> [Problem to solve]: Return the listing word for word, as given.

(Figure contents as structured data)

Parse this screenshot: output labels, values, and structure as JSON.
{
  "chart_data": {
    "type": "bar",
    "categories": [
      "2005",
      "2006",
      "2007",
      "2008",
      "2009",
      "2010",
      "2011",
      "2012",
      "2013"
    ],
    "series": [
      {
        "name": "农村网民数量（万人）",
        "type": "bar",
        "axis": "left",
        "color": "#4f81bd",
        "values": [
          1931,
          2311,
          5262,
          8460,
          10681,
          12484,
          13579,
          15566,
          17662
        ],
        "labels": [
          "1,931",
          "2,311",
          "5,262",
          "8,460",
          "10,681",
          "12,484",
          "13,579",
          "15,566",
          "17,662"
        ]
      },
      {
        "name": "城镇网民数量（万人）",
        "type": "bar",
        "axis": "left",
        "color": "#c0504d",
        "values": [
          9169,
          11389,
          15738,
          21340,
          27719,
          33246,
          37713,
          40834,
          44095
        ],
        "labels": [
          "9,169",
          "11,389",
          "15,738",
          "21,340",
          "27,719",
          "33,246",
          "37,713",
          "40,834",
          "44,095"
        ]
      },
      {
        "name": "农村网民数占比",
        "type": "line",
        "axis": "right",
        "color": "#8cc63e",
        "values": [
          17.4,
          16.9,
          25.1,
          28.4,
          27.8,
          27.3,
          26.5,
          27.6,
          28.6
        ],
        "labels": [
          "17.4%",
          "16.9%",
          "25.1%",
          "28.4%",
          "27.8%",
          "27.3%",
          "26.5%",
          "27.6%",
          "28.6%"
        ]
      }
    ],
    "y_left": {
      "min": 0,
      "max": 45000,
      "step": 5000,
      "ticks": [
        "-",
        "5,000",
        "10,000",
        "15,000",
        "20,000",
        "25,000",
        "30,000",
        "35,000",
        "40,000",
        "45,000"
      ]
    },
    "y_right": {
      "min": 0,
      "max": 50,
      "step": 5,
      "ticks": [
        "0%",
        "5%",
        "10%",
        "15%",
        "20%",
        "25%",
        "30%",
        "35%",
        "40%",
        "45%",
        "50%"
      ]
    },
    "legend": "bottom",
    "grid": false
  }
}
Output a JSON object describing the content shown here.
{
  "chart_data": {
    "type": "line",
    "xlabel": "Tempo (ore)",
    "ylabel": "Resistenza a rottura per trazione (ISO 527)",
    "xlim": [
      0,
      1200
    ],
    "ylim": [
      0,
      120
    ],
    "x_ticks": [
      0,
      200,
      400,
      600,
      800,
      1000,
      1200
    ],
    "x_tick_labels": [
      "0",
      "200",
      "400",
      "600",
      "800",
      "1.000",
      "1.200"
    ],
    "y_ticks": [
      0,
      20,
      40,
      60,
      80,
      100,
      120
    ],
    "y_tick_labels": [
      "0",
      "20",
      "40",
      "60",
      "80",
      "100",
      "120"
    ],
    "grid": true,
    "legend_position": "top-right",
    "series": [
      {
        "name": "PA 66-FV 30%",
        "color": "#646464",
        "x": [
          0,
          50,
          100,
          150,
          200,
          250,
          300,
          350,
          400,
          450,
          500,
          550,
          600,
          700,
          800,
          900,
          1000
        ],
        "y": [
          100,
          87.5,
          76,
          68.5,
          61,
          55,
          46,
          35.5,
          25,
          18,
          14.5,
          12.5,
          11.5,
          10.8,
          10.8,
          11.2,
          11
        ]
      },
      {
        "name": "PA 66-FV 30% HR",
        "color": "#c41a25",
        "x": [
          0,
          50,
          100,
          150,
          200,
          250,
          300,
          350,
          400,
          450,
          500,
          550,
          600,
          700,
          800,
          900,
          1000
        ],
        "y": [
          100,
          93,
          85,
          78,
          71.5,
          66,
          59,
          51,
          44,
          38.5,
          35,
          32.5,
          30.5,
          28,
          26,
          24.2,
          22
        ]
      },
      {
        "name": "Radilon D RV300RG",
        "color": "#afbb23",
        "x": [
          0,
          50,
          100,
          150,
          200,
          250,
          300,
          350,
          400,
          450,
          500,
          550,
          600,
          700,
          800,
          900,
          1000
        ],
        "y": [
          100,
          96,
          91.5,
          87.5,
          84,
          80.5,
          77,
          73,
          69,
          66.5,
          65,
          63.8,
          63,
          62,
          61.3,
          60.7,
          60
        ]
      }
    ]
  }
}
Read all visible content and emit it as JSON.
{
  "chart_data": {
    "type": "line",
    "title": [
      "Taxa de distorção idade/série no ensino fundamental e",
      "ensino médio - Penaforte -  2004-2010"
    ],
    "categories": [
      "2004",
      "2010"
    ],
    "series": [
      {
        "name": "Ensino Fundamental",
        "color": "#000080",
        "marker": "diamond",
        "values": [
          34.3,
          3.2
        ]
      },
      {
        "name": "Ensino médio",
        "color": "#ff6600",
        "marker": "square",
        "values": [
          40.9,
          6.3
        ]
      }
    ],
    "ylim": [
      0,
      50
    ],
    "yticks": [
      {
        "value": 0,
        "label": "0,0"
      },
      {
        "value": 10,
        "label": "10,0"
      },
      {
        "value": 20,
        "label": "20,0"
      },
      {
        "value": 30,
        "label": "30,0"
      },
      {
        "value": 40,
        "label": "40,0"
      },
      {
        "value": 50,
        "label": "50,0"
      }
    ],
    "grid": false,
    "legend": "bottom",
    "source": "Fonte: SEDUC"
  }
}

> [Response to this task]:
Parse this screenshot: output labels, values, and structure as JSON.
{
  "chart_data": {
    "type": "bar",
    "categories": [
      "2005",
      "2006",
      "2007",
      "2008",
      "2009",
      "2010",
      "2011",
      "2012",
      "2013"
    ],
    "series": [
      {
        "name": "农村网民数量（万人）",
        "type": "bar",
        "axis": "left",
        "color": "#4f81bd",
        "values": [
          1931,
          2311,
          5262,
          8460,
          10681,
          12484,
          13579,
          15566,
          17662
        ],
        "labels": [
          "1,931",
          "2,311",
          "5,262",
          "8,460",
          "10,681",
          "12,484",
          "13,579",
          "15,566",
          "17,662"
        ]
      },
      {
        "name": "城镇网民数量（万人）",
        "type": "bar",
        "axis": "left",
        "color": "#c0504d",
        "values": [
          9169,
          11389,
          15738,
          21340,
          27719,
          33246,
          37713,
          40834,
          44095
        ],
        "labels": [
          "9,169",
          "11,389",
          "15,738",
          "21,340",
          "27,719",
          "33,246",
          "37,713",
          "40,834",
          "44,095"
        ]
      },
      {
        "name": "农村网民数占比",
        "type": "line",
        "axis": "right",
        "color": "#8cc63e",
        "values": [
          17.4,
          16.9,
          25.1,
          28.4,
          27.8,
          27.3,
          26.5,
          27.6,
          28.6
        ],
        "labels": [
          "17.4%",
          "16.9%",
          "25.1%",
          "28.4%",
          "27.8%",
          "27.3%",
          "26.5%",
          "27.6%",
          "28.6%"
        ]
      }
    ],
    "y_left": {
      "min": 0,
      "max": 45000,
      "step": 5000,
      "ticks": [
        "-",
        "5,000",
        "10,000",
        "15,000",
        "20,000",
        "25,000",
        "30,000",
        "35,000",
        "40,000",
        "45,000"
      ]
    },
    "y_right": {
      "min": 0,
      "max": 50,
      "step": 5,
      "ticks": [
        "0%",
        "5%",
        "10%",
        "15%",
        "20%",
        "25%",
        "30%",
        "35%",
        "40%",
        "45%",
        "50%"
      ]
    },
    "legend": "bottom",
    "grid": false
  }
}
Output a JSON object describing the content shown here.
{
  "chart_data": {
    "type": "line",
    "xlabel": "Tempo (ore)",
    "ylabel": "Resistenza a rottura per trazione (ISO 527)",
    "xlim": [
      0,
      1200
    ],
    "ylim": [
      0,
      120
    ],
    "x_ticks": [
      0,
      200,
      400,
      600,
      800,
      1000,
      1200
    ],
    "x_tick_labels": [
      "0",
      "200",
      "400",
      "600",
      "800",
      "1.000",
      "1.200"
    ],
    "y_ticks": [
      0,
      20,
      40,
      60,
      80,
      100,
      120
    ],
    "y_tick_labels": [
      "0",
      "20",
      "40",
      "60",
      "80",
      "100",
      "120"
    ],
    "grid": true,
    "legend_position": "top-right",
    "series": [
      {
        "name": "PA 66-FV 30%",
        "color": "#646464",
        "x": [
          0,
          50,
          100,
          150,
          200,
          250,
          300,
          350,
          400,
          450,
          500,
          550,
          600,
          700,
          800,
          900,
          1000
        ],
        "y": [
          100,
          87.5,
          76,
          68.5,
          61,
          55,
          46,
          35.5,
          25,
          18,
          14.5,
          12.5,
          11.5,
          10.8,
          10.8,
          11.2,
          11
        ]
      },
      {
        "name": "PA 66-FV 30% HR",
        "color": "#c41a25",
        "x": [
          0,
          50,
          100,
          150,
          200,
          250,
          300,
          350,
          400,
          450,
          500,
          550,
          600,
          700,
          800,
          900,
          1000
        ],
        "y": [
          100,
          93,
          85,
          78,
          71.5,
          66,
          59,
          51,
          44,
          38.5,
          35,
          32.5,
          30.5,
          28,
          26,
          24.2,
          22
        ]
      },
      {
        "name": "Radilon D RV300RG",
        "color": "#afbb23",
        "x": [
          0,
          50,
          100,
          150,
          200,
          250,
          300,
          350,
          400,
          450,
          500,
          550,
          600,
          700,
          800,
          900,
          1000
        ],
        "y": [
          100,
          96,
          91.5,
          87.5,
          84,
          80.5,
          77,
          73,
          69,
          66.5,
          65,
          63.8,
          63,
          62,
          61.3,
          60.7,
          60
        ]
      }
    ]
  }
}
Read all visible content and emit it as JSON.
{
  "chart_data": {
    "type": "line",
    "title": [
      "Taxa de distorção idade/série no ensino fundamental e",
      "ensino médio - Penaforte -  2004-2010"
    ],
    "categories": [
      "2004",
      "2010"
    ],
    "series": [
      {
        "name": "Ensino Fundamental",
        "color": "#000080",
        "marker": "diamond",
        "values": [
          34.3,
          3.2
        ]
      },
      {
        "name": "Ensino médio",
        "color": "#ff6600",
        "marker": "square",
        "values": [
          40.9,
          6.3
        ]
      }
    ],
    "ylim": [
      0,
      50
    ],
    "yticks": [
      {
        "value": 0,
        "label": "0,0"
      },
      {
        "value": 10,
        "label": "10,0"
      },
      {
        "value": 20,
        "label": "20,0"
      },
      {
        "value": 30,
        "label": "30,0"
      },
      {
        "value": 40,
        "label": "40,0"
      },
      {
        "value": 50,
        "label": "50,0"
      }
    ],
    "grid": false,
    "legend": "bottom",
    "source": "Fonte: SEDUC"
  }
}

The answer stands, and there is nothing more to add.